───── Material for the task ─────

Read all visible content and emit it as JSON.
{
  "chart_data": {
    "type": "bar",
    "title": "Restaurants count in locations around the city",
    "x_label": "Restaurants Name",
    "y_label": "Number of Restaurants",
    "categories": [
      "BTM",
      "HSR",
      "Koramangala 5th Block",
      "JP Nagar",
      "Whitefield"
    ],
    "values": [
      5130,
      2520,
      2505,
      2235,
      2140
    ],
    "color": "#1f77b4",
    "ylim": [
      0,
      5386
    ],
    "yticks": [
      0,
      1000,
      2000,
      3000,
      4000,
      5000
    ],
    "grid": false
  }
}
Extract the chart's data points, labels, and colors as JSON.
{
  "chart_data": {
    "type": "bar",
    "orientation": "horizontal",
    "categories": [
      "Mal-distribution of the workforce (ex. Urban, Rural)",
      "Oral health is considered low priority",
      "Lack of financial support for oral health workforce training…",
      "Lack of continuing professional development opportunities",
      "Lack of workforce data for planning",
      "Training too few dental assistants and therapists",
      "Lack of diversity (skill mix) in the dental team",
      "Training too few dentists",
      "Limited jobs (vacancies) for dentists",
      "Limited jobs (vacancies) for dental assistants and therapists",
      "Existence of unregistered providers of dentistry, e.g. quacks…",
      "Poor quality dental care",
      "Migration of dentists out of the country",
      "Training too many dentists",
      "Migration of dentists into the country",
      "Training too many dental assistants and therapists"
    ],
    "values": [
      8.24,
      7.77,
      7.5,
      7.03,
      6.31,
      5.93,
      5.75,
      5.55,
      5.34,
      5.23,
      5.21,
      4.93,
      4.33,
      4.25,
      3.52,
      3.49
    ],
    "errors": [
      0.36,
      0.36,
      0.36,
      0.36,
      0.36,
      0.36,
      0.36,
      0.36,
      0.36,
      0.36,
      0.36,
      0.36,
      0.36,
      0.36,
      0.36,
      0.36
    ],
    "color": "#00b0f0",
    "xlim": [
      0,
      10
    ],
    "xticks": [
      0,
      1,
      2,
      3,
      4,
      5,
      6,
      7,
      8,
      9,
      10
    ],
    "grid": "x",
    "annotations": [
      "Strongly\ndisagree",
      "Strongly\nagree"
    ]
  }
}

─────

Direction:
Pull every line containing "therapists" from the data.

Answer:
      "Training too few dental assistants and therapists",
      "Limited jobs (vacancies) for dental assistants and therapists",
      "Training too many dental assistants and therapists"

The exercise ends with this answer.